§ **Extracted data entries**
◆ ◆ ◆ ◆

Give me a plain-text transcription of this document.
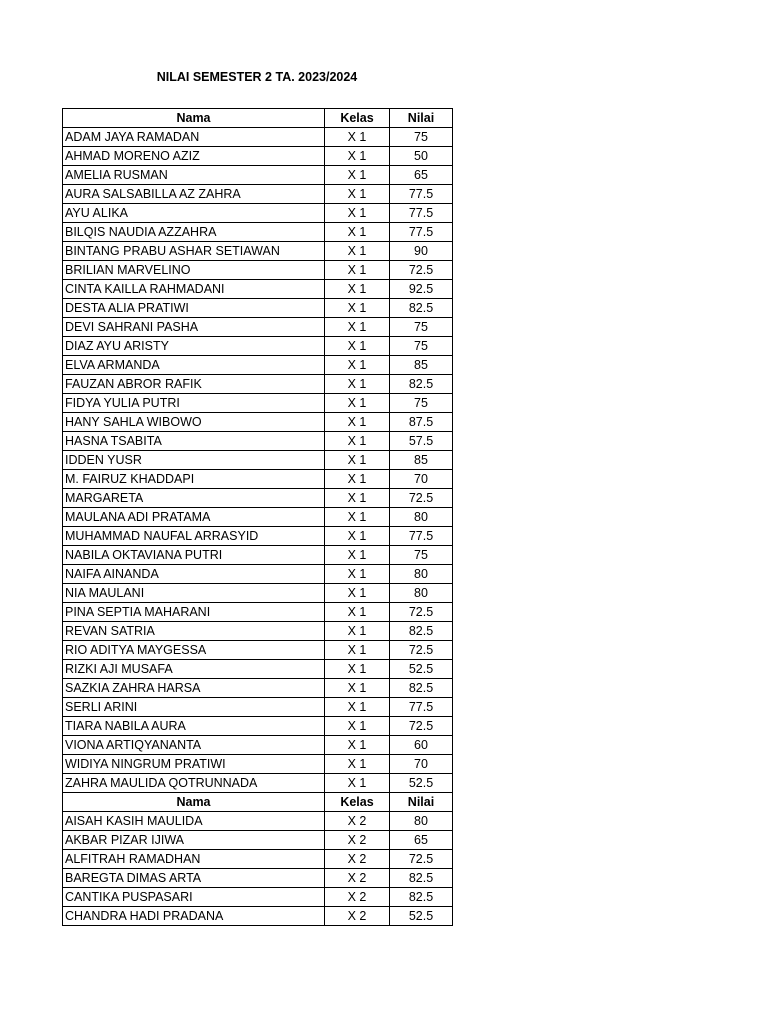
NILAI SEMESTER 2 TA. 2023/2024
Nama	Kelas	Nilai
ADAM JAYA RAMADAN	X 1	75
AHMAD MORENO AZIZ	X 1	50
AMELIA RUSMAN	X 1	65
AURA SALSABILLA AZ ZAHRA	X 1	77.5
AYU ALIKA	X 1	77.5
BILQIS NAUDIA AZZAHRA	X 1	77.5
BINTANG PRABU ASHAR SETIAWAN	X 1	90
BRILIAN MARVELINO	X 1	72.5
CINTA KAILLA RAHMADANI	X 1	92.5
DESTA ALIA PRATIWI	X 1	82.5
DEVI SAHRANI PASHA	X 1	75
DIAZ AYU ARISTY	X 1	75
ELVA ARMANDA	X 1	85
FAUZAN ABROR RAFIK	X 1	82.5
FIDYA YULIA PUTRI	X 1	75
HANY SAHLA WIBOWO	X 1	87.5
HASNA TSABITA	X 1	57.5
IDDEN YUSR	X 1	85
M. FAIRUZ KHADDAPI	X 1	70
MARGARETA	X 1	72.5
MAULANA ADI PRATAMA	X 1	80
MUHAMMAD NAUFAL ARRASYID	X 1	77.5
NABILA OKTAVIANA PUTRI	X 1	75
NAIFA AINANDA	X 1	80
NIA MAULANI	X 1	80
PINA SEPTIA MAHARANI	X 1	72.5
REVAN SATRIA	X 1	82.5
RIO ADITYA MAYGESSA	X 1	72.5
RIZKI AJI MUSAFA	X 1	52.5
SAZKIA ZAHRA HARSA	X 1	82.5
SERLI ARINI	X 1	77.5
TIARA NABILA AURA	X 1	72.5
VIONA ARTIQYANANTA	X 1	60
WIDIYA NINGRUM PRATIWI	X 1	70
ZAHRA MAULIDA QOTRUNNADA	X 1	52.5
Nama	Kelas	Nilai
AISAH KASIH MAULIDA	X 2	80
AKBAR PIZAR IJIWA	X 2	65
ALFITRAH RAMADHAN	X 2	72.5
BAREGTA DIMAS ARTA	X 2	82.5
CANTIKA PUSPASARI	X 2	82.5
CHANDRA HADI PRADANA	X 2	52.5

◆ ◆ ◆ ◆

§ **Exercise**
Write out all the records again, exactly, minus any pictures.

§ **Solved problem**
Give me a plain-text transcription of this document.
NILAI SEMESTER 2 TA. 2023/2024
Nama	Kelas	Nilai
ADAM JAYA RAMADAN	X 1	75
AHMAD MORENO AZIZ	X 1	50
AMELIA RUSMAN	X 1	65
AURA SALSABILLA AZ ZAHRA	X 1	77.5
AYU ALIKA	X 1	77.5
BILQIS NAUDIA AZZAHRA	X 1	77.5
BINTANG PRABU ASHAR SETIAWAN	X 1	90
BRILIAN MARVELINO	X 1	72.5
CINTA KAILLA RAHMADANI	X 1	92.5
DESTA ALIA PRATIWI	X 1	82.5
DEVI SAHRANI PASHA	X 1	75
DIAZ AYU ARISTY	X 1	75
ELVA ARMANDA	X 1	85
FAUZAN ABROR RAFIK	X 1	82.5
FIDYA YULIA PUTRI	X 1	75
HANY SAHLA WIBOWO	X 1	87.5
HASNA TSABITA	X 1	57.5
IDDEN YUSR	X 1	85
M. FAIRUZ KHADDAPI	X 1	70
MARGARETA	X 1	72.5
MAULANA ADI PRATAMA	X 1	80
MUHAMMAD NAUFAL ARRASYID	X 1	77.5
NABILA OKTAVIANA PUTRI	X 1	75
NAIFA AINANDA	X 1	80
NIA MAULANI	X 1	80
PINA SEPTIA MAHARANI	X 1	72.5
REVAN SATRIA	X 1	82.5
RIO ADITYA MAYGESSA	X 1	72.5
RIZKI AJI MUSAFA	X 1	52.5
SAZKIA ZAHRA HARSA	X 1	82.5
SERLI ARINI	X 1	77.5
TIARA NABILA AURA	X 1	72.5
VIONA ARTIQYANANTA	X 1	60
WIDIYA NINGRUM PRATIWI	X 1	70
ZAHRA MAULIDA QOTRUNNADA	X 1	52.5
Nama	Kelas	Nilai
AISAH KASIH MAULIDA	X 2	80
AKBAR PIZAR IJIWA	X 2	65
ALFITRAH RAMADHAN	X 2	72.5
BAREGTA DIMAS ARTA	X 2	82.5
CANTIKA PUSPASARI	X 2	82.5
CHANDRA HADI PRADANA	X 2	52.5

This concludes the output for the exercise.